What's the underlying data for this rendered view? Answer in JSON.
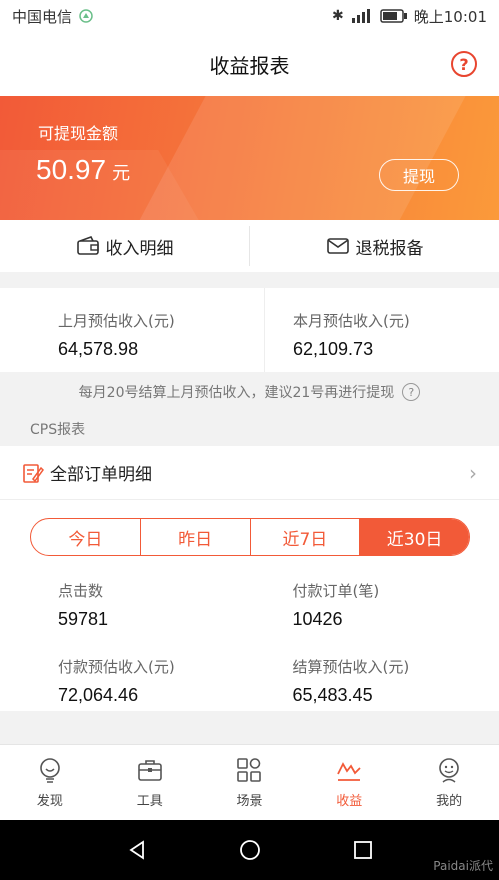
{
  "status_bar": {
    "carrier": "中国电信",
    "time": "晚上10:01"
  },
  "header": {
    "title": "收益报表",
    "help": "?"
  },
  "banner": {
    "label": "可提现金额",
    "amount": "50.97",
    "unit": "元",
    "withdraw_label": "提现"
  },
  "actions": [
    {
      "label": "收入明细",
      "icon": "wallet-icon"
    },
    {
      "label": "退税报备",
      "icon": "envelope-icon"
    }
  ],
  "stats": [
    {
      "label": "上月预估收入(元)",
      "value": "64,578.98"
    },
    {
      "label": "本月预估收入(元)",
      "value": "62,109.73"
    }
  ],
  "note": "每月20号结算上月预估收入，建议21号再进行提现",
  "cps": {
    "section_title": "CPS报表",
    "orders_label": "全部订单明细"
  },
  "tabs": [
    {
      "label": "今日",
      "active": false
    },
    {
      "label": "昨日",
      "active": false
    },
    {
      "label": "近7日",
      "active": false
    },
    {
      "label": "近30日",
      "active": true
    }
  ],
  "metrics": [
    {
      "label": "点击数",
      "value": "59781"
    },
    {
      "label": "付款订单(笔)",
      "value": "10426"
    },
    {
      "label": "付款预估收入(元)",
      "value": "72,064.46"
    },
    {
      "label": "结算预估收入(元)",
      "value": "65,483.45"
    }
  ],
  "tabbar": [
    {
      "label": "发现",
      "icon": "bulb-icon",
      "active": false
    },
    {
      "label": "工具",
      "icon": "toolbox-icon",
      "active": false
    },
    {
      "label": "场景",
      "icon": "grid-icon",
      "active": false
    },
    {
      "label": "收益",
      "icon": "chart-icon",
      "active": true
    },
    {
      "label": "我的",
      "icon": "user-icon",
      "active": false
    }
  ],
  "watermark": "Paidai派代",
  "colors": {
    "accent": "#f25a38",
    "banner_end": "#fb9a3a"
  }
}
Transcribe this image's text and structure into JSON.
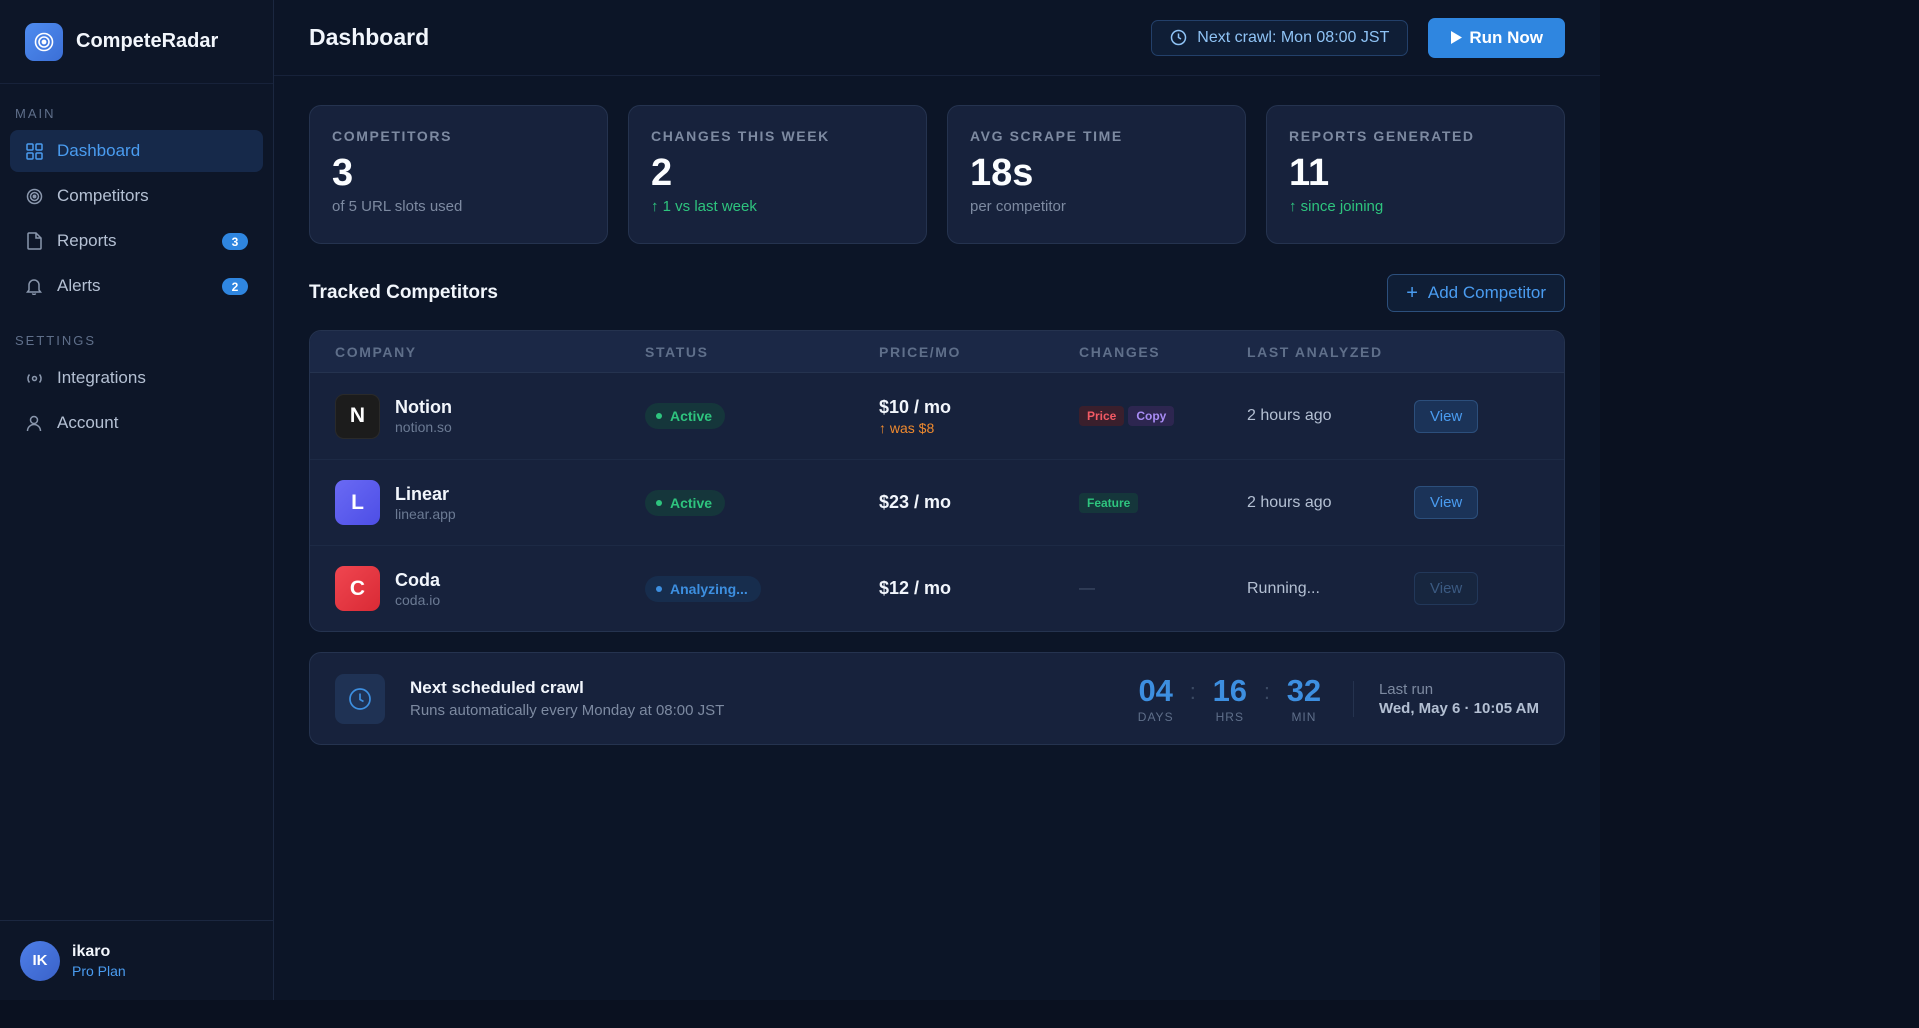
{
  "brand": {
    "name": "CompeteRadar",
    "icon": "radar-icon"
  },
  "sidebar": {
    "sections": [
      {
        "label": "MAIN"
      },
      {
        "label": "SETTINGS"
      }
    ],
    "items": [
      {
        "label": "Dashboard",
        "icon": "grid-icon",
        "active": true
      },
      {
        "label": "Competitors",
        "icon": "target-icon"
      },
      {
        "label": "Reports",
        "icon": "document-icon",
        "badge": "3"
      },
      {
        "label": "Alerts",
        "icon": "bell-icon",
        "badge": "2"
      },
      {
        "label": "Integrations",
        "icon": "integrations-icon"
      },
      {
        "label": "Account",
        "icon": "user-icon"
      }
    ]
  },
  "user": {
    "initials": "IK",
    "name": "ikaro",
    "plan": "Pro Plan"
  },
  "header": {
    "title": "Dashboard",
    "next_crawl": "Next crawl: Mon 08:00 JST",
    "run_now": "Run Now"
  },
  "stats": [
    {
      "label": "COMPETITORS",
      "value": "3",
      "sub": "of 5 URL slots used"
    },
    {
      "label": "CHANGES THIS WEEK",
      "value": "2",
      "sub": "↑ 1 vs last week"
    },
    {
      "label": "AVG SCRAPE TIME",
      "value": "18s",
      "sub": "per competitor"
    },
    {
      "label": "REPORTS GENERATED",
      "value": "11",
      "sub": "↑ since joining"
    }
  ],
  "competitors": {
    "title": "Tracked Competitors",
    "add_label": "Add Competitor",
    "columns": [
      "COMPANY",
      "STATUS",
      "PRICE/MO",
      "CHANGES",
      "LAST ANALYZED"
    ],
    "rows": [
      {
        "letter": "N",
        "name": "Notion",
        "url": "notion.so",
        "status": "Active",
        "price": "$10 / mo",
        "price_delta": "↑ was $8",
        "tags": [
          "Price",
          "Copy"
        ],
        "last": "2 hours ago",
        "action": "View"
      },
      {
        "letter": "L",
        "name": "Linear",
        "url": "linear.app",
        "status": "Active",
        "price": "$23 / mo",
        "price_delta": "",
        "tags": [
          "Feature"
        ],
        "last": "2 hours ago",
        "action": "View"
      },
      {
        "letter": "C",
        "name": "Coda",
        "url": "coda.io",
        "status": "Analyzing...",
        "price": "$12 / mo",
        "price_delta": "",
        "tags": [],
        "changes_empty": "—",
        "last": "Running...",
        "action": "View"
      }
    ]
  },
  "schedule": {
    "title": "Next scheduled crawl",
    "subtitle": "Runs automatically every Monday at 08:00 JST",
    "days": "04",
    "days_label": "DAYS",
    "hours": "16",
    "hours_label": "HRS",
    "minutes": "32",
    "minutes_label": "MIN",
    "separator": ":",
    "last_run_label": "Last run",
    "last_run_value": "Wed, May 6 · 10:05 AM"
  },
  "colors": {
    "accent": "#2f86e0",
    "success": "#2ec47e",
    "warning": "#f08a2e",
    "danger": "#f25a64",
    "notion_logo": "#1c1c1c",
    "linear_logo": "#5b5bef",
    "coda_logo": "#e8353f"
  }
}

- **Short problem**
Restate the listing above word for word, and skip the pictures.

- **Exercise result**
What's the underlying data for this rendered view? Answer in JSON.
{
  "status_bar": {
    "carrier": "中国电信",
    "time": "晚上10:01"
  },
  "header": {
    "title": "收益报表",
    "help": "?"
  },
  "banner": {
    "label": "可提现金额",
    "amount": "50.97",
    "unit": "元",
    "withdraw_label": "提现"
  },
  "actions": [
    {
      "label": "收入明细",
      "icon": "wallet-icon"
    },
    {
      "label": "退税报备",
      "icon": "envelope-icon"
    }
  ],
  "stats": [
    {
      "label": "上月预估收入(元)",
      "value": "64,578.98"
    },
    {
      "label": "本月预估收入(元)",
      "value": "62,109.73"
    }
  ],
  "note": "每月20号结算上月预估收入，建议21号再进行提现",
  "cps": {
    "section_title": "CPS报表",
    "orders_label": "全部订单明细"
  },
  "tabs": [
    {
      "label": "今日",
      "active": false
    },
    {
      "label": "昨日",
      "active": false
    },
    {
      "label": "近7日",
      "active": false
    },
    {
      "label": "近30日",
      "active": true
    }
  ],
  "metrics": [
    {
      "label": "点击数",
      "value": "59781"
    },
    {
      "label": "付款订单(笔)",
      "value": "10426"
    },
    {
      "label": "付款预估收入(元)",
      "value": "72,064.46"
    },
    {
      "label": "结算预估收入(元)",
      "value": "65,483.45"
    }
  ],
  "tabbar": [
    {
      "label": "发现",
      "icon": "bulb-icon",
      "active": false
    },
    {
      "label": "工具",
      "icon": "toolbox-icon",
      "active": false
    },
    {
      "label": "场景",
      "icon": "grid-icon",
      "active": false
    },
    {
      "label": "收益",
      "icon": "chart-icon",
      "active": true
    },
    {
      "label": "我的",
      "icon": "user-icon",
      "active": false
    }
  ],
  "watermark": "Paidai派代",
  "colors": {
    "accent": "#f25a38",
    "banner_end": "#fb9a3a"
  }
}
Transcribe this image's text and structure into JSON.
{
  "brand": {
    "name": "CompeteRadar",
    "icon": "radar-icon"
  },
  "sidebar": {
    "sections": [
      {
        "label": "MAIN"
      },
      {
        "label": "SETTINGS"
      }
    ],
    "items": [
      {
        "label": "Dashboard",
        "icon": "grid-icon",
        "active": true
      },
      {
        "label": "Competitors",
        "icon": "target-icon"
      },
      {
        "label": "Reports",
        "icon": "document-icon",
        "badge": "3"
      },
      {
        "label": "Alerts",
        "icon": "bell-icon",
        "badge": "2"
      },
      {
        "label": "Integrations",
        "icon": "integrations-icon"
      },
      {
        "label": "Account",
        "icon": "user-icon"
      }
    ]
  },
  "user": {
    "initials": "IK",
    "name": "ikaro",
    "plan": "Pro Plan"
  },
  "header": {
    "title": "Dashboard",
    "next_crawl": "Next crawl: Mon 08:00 JST",
    "run_now": "Run Now"
  },
  "stats": [
    {
      "label": "COMPETITORS",
      "value": "3",
      "sub": "of 5 URL slots used"
    },
    {
      "label": "CHANGES THIS WEEK",
      "value": "2",
      "sub": "↑ 1 vs last week"
    },
    {
      "label": "AVG SCRAPE TIME",
      "value": "18s",
      "sub": "per competitor"
    },
    {
      "label": "REPORTS GENERATED",
      "value": "11",
      "sub": "↑ since joining"
    }
  ],
  "competitors": {
    "title": "Tracked Competitors",
    "add_label": "Add Competitor",
    "columns": [
      "COMPANY",
      "STATUS",
      "PRICE/MO",
      "CHANGES",
      "LAST ANALYZED"
    ],
    "rows": [
      {
        "letter": "N",
        "name": "Notion",
        "url": "notion.so",
        "status": "Active",
        "price": "$10 / mo",
        "price_delta": "↑ was $8",
        "tags": [
          "Price",
          "Copy"
        ],
        "last": "2 hours ago",
        "action": "View"
      },
      {
        "letter": "L",
        "name": "Linear",
        "url": "linear.app",
        "status": "Active",
        "price": "$23 / mo",
        "price_delta": "",
        "tags": [
          "Feature"
        ],
        "last": "2 hours ago",
        "action": "View"
      },
      {
        "letter": "C",
        "name": "Coda",
        "url": "coda.io",
        "status": "Analyzing...",
        "price": "$12 / mo",
        "price_delta": "",
        "tags": [],
        "changes_empty": "—",
        "last": "Running...",
        "action": "View"
      }
    ]
  },
  "schedule": {
    "title": "Next scheduled crawl",
    "subtitle": "Runs automatically every Monday at 08:00 JST",
    "days": "04",
    "days_label": "DAYS",
    "hours": "16",
    "hours_label": "HRS",
    "minutes": "32",
    "minutes_label": "MIN",
    "separator": ":",
    "last_run_label": "Last run",
    "last_run_value": "Wed, May 6 · 10:05 AM"
  },
  "colors": {
    "accent": "#2f86e0",
    "success": "#2ec47e",
    "warning": "#f08a2e",
    "danger": "#f25a64",
    "notion_logo": "#1c1c1c",
    "linear_logo": "#5b5bef",
    "coda_logo": "#e8353f"
  }
}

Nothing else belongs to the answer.